**Work to do**
Pictures in the records should not be copied, but every other part must be repeated exactly.

• • •

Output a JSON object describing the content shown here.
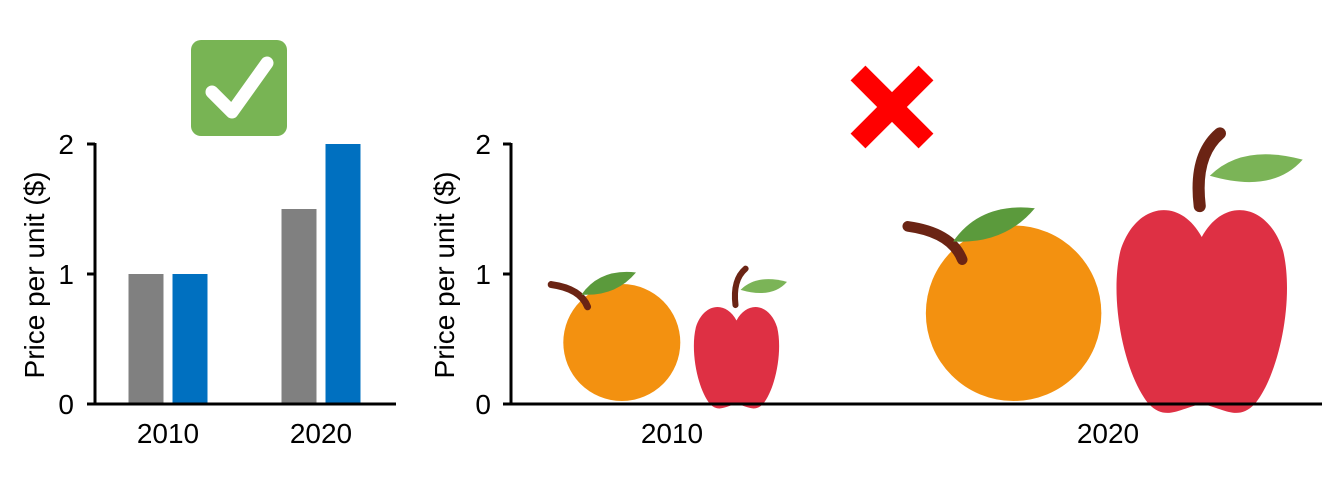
{
  "chart_data": [
    {
      "type": "bar",
      "verdict_icon": "checkmark-icon",
      "verdict_color": "#78b454",
      "categories": [
        "2010",
        "2020"
      ],
      "series": [
        {
          "values": [
            1,
            1.5
          ],
          "color": "#808080"
        },
        {
          "values": [
            1,
            2
          ],
          "color": "#0070c0"
        }
      ],
      "ylabel": "Price per unit ($)",
      "ylim": [
        0,
        2
      ],
      "yticks": [
        "0",
        "1",
        "2"
      ],
      "grid": false,
      "legend": "none"
    },
    {
      "type": "pictograph",
      "verdict_icon": "cross-icon",
      "verdict_color": "#ff0000",
      "categories": [
        "2010",
        "2020"
      ],
      "series": [
        {
          "icon": "orange-icon",
          "values": [
            1,
            1.5
          ],
          "color": "#f39110"
        },
        {
          "icon": "apple-icon",
          "values": [
            1,
            2
          ],
          "color": "#de3044"
        }
      ],
      "ylabel": "Price per unit ($)",
      "ylim": [
        0,
        2
      ],
      "yticks": [
        "0",
        "1",
        "2"
      ],
      "grid": false,
      "legend": "none"
    }
  ]
}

• • •

**In response**
Output a JSON object describing the content shown here.
{
  "chart_data": [
    {
      "type": "bar",
      "verdict_icon": "checkmark-icon",
      "verdict_color": "#78b454",
      "categories": [
        "2010",
        "2020"
      ],
      "series": [
        {
          "values": [
            1,
            1.5
          ],
          "color": "#808080"
        },
        {
          "values": [
            1,
            2
          ],
          "color": "#0070c0"
        }
      ],
      "ylabel": "Price per unit ($)",
      "ylim": [
        0,
        2
      ],
      "yticks": [
        "0",
        "1",
        "2"
      ],
      "grid": false,
      "legend": "none"
    },
    {
      "type": "pictograph",
      "verdict_icon": "cross-icon",
      "verdict_color": "#ff0000",
      "categories": [
        "2010",
        "2020"
      ],
      "series": [
        {
          "icon": "orange-icon",
          "values": [
            1,
            1.5
          ],
          "color": "#f39110"
        },
        {
          "icon": "apple-icon",
          "values": [
            1,
            2
          ],
          "color": "#de3044"
        }
      ],
      "ylabel": "Price per unit ($)",
      "ylim": [
        0,
        2
      ],
      "yticks": [
        "0",
        "1",
        "2"
      ],
      "grid": false,
      "legend": "none"
    }
  ]
}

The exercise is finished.